## Begin Listing

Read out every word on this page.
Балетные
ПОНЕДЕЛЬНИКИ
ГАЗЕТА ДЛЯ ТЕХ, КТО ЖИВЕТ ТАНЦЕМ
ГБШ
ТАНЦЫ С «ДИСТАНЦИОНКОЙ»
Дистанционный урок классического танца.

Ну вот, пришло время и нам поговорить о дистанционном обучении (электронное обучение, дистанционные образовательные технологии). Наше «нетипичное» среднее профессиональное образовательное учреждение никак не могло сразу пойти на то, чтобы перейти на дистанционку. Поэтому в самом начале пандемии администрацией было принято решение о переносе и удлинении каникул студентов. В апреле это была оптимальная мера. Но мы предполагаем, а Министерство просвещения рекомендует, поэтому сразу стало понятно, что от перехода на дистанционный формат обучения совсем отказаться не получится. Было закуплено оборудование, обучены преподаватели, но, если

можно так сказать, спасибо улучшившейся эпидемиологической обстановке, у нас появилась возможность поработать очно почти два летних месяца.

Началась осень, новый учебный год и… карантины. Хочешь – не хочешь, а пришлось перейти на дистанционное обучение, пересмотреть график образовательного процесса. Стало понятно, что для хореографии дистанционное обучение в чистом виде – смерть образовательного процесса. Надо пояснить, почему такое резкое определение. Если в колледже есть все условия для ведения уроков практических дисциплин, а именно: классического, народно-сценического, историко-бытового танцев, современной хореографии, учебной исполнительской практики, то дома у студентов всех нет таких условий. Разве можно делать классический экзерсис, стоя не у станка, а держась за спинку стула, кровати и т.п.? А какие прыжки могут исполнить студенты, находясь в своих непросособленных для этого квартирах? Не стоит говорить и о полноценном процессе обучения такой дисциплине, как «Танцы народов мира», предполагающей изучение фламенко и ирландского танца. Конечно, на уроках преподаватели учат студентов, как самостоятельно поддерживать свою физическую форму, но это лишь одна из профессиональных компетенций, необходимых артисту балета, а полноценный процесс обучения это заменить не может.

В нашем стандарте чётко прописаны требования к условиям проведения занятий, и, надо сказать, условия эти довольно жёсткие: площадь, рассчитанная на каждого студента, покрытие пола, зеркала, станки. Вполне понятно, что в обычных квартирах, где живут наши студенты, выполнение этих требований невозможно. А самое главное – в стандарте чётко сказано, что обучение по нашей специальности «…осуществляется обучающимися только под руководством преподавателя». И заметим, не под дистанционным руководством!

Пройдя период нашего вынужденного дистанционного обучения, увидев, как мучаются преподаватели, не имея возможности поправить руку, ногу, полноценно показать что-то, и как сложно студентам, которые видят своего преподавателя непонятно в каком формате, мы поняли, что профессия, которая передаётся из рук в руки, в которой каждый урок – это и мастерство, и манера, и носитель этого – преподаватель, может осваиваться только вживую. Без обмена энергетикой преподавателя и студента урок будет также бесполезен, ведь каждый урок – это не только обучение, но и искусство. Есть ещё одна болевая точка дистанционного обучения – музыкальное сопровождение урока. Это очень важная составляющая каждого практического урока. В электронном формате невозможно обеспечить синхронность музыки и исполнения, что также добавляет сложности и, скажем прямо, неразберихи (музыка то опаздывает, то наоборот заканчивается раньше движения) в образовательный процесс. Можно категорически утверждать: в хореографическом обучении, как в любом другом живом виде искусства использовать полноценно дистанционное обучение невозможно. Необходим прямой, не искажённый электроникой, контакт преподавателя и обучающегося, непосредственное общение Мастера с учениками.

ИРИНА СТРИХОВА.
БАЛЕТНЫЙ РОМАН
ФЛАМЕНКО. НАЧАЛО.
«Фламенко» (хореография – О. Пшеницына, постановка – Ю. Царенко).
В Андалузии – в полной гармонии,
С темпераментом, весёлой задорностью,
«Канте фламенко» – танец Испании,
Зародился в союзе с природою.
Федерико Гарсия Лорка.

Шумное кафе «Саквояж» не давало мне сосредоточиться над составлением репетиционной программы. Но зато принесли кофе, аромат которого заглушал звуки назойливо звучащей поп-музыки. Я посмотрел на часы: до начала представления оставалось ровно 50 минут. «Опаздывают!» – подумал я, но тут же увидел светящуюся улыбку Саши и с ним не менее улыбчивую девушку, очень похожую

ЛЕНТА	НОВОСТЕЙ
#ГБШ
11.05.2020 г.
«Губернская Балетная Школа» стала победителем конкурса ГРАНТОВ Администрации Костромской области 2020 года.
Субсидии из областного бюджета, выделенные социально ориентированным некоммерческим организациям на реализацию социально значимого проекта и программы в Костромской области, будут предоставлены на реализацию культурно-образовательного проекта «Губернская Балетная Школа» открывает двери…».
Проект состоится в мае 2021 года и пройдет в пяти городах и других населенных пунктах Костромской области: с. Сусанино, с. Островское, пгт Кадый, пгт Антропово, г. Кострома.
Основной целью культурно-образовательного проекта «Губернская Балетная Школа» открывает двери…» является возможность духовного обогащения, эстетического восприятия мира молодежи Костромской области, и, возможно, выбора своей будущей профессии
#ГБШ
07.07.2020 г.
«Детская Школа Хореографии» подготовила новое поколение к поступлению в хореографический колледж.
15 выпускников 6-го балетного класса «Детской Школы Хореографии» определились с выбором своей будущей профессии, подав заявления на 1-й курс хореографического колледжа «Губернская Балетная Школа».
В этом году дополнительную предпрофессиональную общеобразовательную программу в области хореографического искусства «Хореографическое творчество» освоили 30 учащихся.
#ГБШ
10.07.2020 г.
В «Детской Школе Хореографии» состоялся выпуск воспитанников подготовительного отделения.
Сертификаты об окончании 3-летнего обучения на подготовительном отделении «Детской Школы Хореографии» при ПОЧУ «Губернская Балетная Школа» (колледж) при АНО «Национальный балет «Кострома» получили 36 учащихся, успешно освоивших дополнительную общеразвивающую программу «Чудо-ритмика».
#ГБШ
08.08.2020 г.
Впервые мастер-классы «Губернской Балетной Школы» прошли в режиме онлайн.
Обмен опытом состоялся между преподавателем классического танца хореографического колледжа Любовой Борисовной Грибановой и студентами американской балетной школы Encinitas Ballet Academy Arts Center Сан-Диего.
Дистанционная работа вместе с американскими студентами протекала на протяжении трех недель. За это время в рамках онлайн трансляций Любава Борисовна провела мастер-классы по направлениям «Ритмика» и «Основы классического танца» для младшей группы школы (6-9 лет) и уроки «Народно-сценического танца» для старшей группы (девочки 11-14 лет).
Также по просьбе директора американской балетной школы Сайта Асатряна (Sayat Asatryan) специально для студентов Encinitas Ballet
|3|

## End Listing

Each record above should be repeated exactly as it appears.

:: Reply ::
Read out every word on this page.
Балетные
ПОНЕДЕЛЬНИКИ
ГАЗЕТА ДЛЯ ТЕХ, КТО ЖИВЕТ ТАНЦЕМ
ГБШ
ТАНЦЫ С «ДИСТАНЦИОНКОЙ»
Дистанционный урок классического танца.

Ну вот, пришло время и нам поговорить о дистанционном обучении (электронное обучение, дистанционные образовательные технологии). Наше «нетипичное» среднее профессиональное образовательное учреждение никак не могло сразу пойти на то, чтобы перейти на дистанционку. Поэтому в самом начале пандемии администрацией было принято решение о переносе и удлинении каникул студентов. В апреле это была оптимальная мера. Но мы предполагаем, а Министерство просвещения рекомендует, поэтому сразу стало понятно, что от перехода на дистанционный формат обучения совсем отказаться не получится. Было закуплено оборудование, обучены преподаватели, но, если

можно так сказать, спасибо улучшившейся эпидемиологической обстановке, у нас появилась возможность поработать очно почти два летних месяца.

Началась осень, новый учебный год и… карантины. Хочешь – не хочешь, а пришлось перейти на дистанционное обучение, пересмотреть график образовательного процесса. Стало понятно, что для хореографии дистанционное обучение в чистом виде – смерть образовательного процесса. Надо пояснить, почему такое резкое определение. Если в колледже есть все условия для ведения уроков практических дисциплин, а именно: классического, народно-сценического, историко-бытового танцев, современной хореографии, учебной исполнительской практики, то дома у студентов всех нет таких условий. Разве можно делать классический экзерсис, стоя не у станка, а держась за спинку стула, кровати и т.п.? А какие прыжки могут исполнить студенты, находясь в своих непросособленных для этого квартирах? Не стоит говорить и о полноценном процессе обучения такой дисциплине, как «Танцы народов мира», предполагающей изучение фламенко и ирландского танца. Конечно, на уроках преподаватели учат студентов, как самостоятельно поддерживать свою физическую форму, но это лишь одна из профессиональных компетенций, необходимых артисту балета, а полноценный процесс обучения это заменить не может.

В нашем стандарте чётко прописаны требования к условиям проведения занятий, и, надо сказать, условия эти довольно жёсткие: площадь, рассчитанная на каждого студента, покрытие пола, зеркала, станки. Вполне понятно, что в обычных квартирах, где живут наши студенты, выполнение этих требований невозможно. А самое главное – в стандарте чётко сказано, что обучение по нашей специальности «…осуществляется обучающимися только под руководством преподавателя». И заметим, не под дистанционным руководством!

Пройдя период нашего вынужденного дистанционного обучения, увидев, как мучаются преподаватели, не имея возможности поправить руку, ногу, полноценно показать что-то, и как сложно студентам, которые видят своего преподавателя непонятно в каком формате, мы поняли, что профессия, которая передаётся из рук в руки, в которой каждый урок – это и мастерство, и манера, и носитель этого – преподаватель, может осваиваться только вживую. Без обмена энергетикой преподавателя и студента урок будет также бесполезен, ведь каждый урок – это не только обучение, но и искусство. Есть ещё одна болевая точка дистанционного обучения – музыкальное сопровождение урока. Это очень важная составляющая каждого практического урока. В электронном формате невозможно обеспечить синхронность музыки и исполнения, что также добавляет сложности и, скажем прямо, неразберихи (музыка то опаздывает, то наоборот заканчивается раньше движения) в образовательный процесс. Можно категорически утверждать: в хореографическом обучении, как в любом другом живом виде искусства использовать полноценно дистанционное обучение невозможно. Необходим прямой, не искажённый электроникой, контакт преподавателя и обучающегося, непосредственное общение Мастера с учениками.

ИРИНА СТРИХОВА.
БАЛЕТНЫЙ РОМАН
ФЛАМЕНКО. НАЧАЛО.
«Фламенко» (хореография – О. Пшеницына, постановка – Ю. Царенко).
В Андалузии – в полной гармонии,
С темпераментом, весёлой задорностью,
«Канте фламенко» – танец Испании,
Зародился в союзе с природою.
Федерико Гарсия Лорка.

Шумное кафе «Саквояж» не давало мне сосредоточиться над составлением репетиционной программы. Но зато принесли кофе, аромат которого заглушал звуки назойливо звучащей поп-музыки. Я посмотрел на часы: до начала представления оставалось ровно 50 минут. «Опаздывают!» – подумал я, но тут же увидел светящуюся улыбку Саши и с ним не менее улыбчивую девушку, очень похожую

ЛЕНТА	НОВОСТЕЙ
#ГБШ
11.05.2020 г.
«Губернская Балетная Школа» стала победителем конкурса ГРАНТОВ Администрации Костромской области 2020 года.
Субсидии из областного бюджета, выделенные социально ориентированным некоммерческим организациям на реализацию социально значимого проекта и программы в Костромской области, будут предоставлены на реализацию культурно-образовательного проекта «Губернская Балетная Школа» открывает двери…».
Проект состоится в мае 2021 года и пройдет в пяти городах и других населенных пунктах Костромской области: с. Сусанино, с. Островское, пгт Кадый, пгт Антропово, г. Кострома.
Основной целью культурно-образовательного проекта «Губернская Балетная Школа» открывает двери…» является возможность духовного обогащения, эстетического восприятия мира молодежи Костромской области, и, возможно, выбора своей будущей профессии
#ГБШ
07.07.2020 г.
«Детская Школа Хореографии» подготовила новое поколение к поступлению в хореографический колледж.
15 выпускников 6-го балетного класса «Детской Школы Хореографии» определились с выбором своей будущей профессии, подав заявления на 1-й курс хореографического колледжа «Губернская Балетная Школа».
В этом году дополнительную предпрофессиональную общеобразовательную программу в области хореографического искусства «Хореографическое творчество» освоили 30 учащихся.
#ГБШ
10.07.2020 г.
В «Детской Школе Хореографии» состоялся выпуск воспитанников подготовительного отделения.
Сертификаты об окончании 3-летнего обучения на подготовительном отделении «Детской Школы Хореографии» при ПОЧУ «Губернская Балетная Школа» (колледж) при АНО «Национальный балет «Кострома» получили 36 учащихся, успешно освоивших дополнительную общеразвивающую программу «Чудо-ритмика».
#ГБШ
08.08.2020 г.
Впервые мастер-классы «Губернской Балетной Школы» прошли в режиме онлайн.
Обмен опытом состоялся между преподавателем классического танца хореографического колледжа Любовой Борисовной Грибановой и студентами американской балетной школы Encinitas Ballet Academy Arts Center Сан-Диего.
Дистанционная работа вместе с американскими студентами протекала на протяжении трех недель. За это время в рамках онлайн трансляций Любава Борисовна провела мастер-классы по направлениям «Ритмика» и «Основы классического танца» для младшей группы школы (6-9 лет) и уроки «Народно-сценического танца» для старшей группы (девочки 11-14 лет).
Также по просьбе директора американской балетной школы Сайта Асатряна (Sayat Asatryan) специально для студентов Encinitas Ballet
|3|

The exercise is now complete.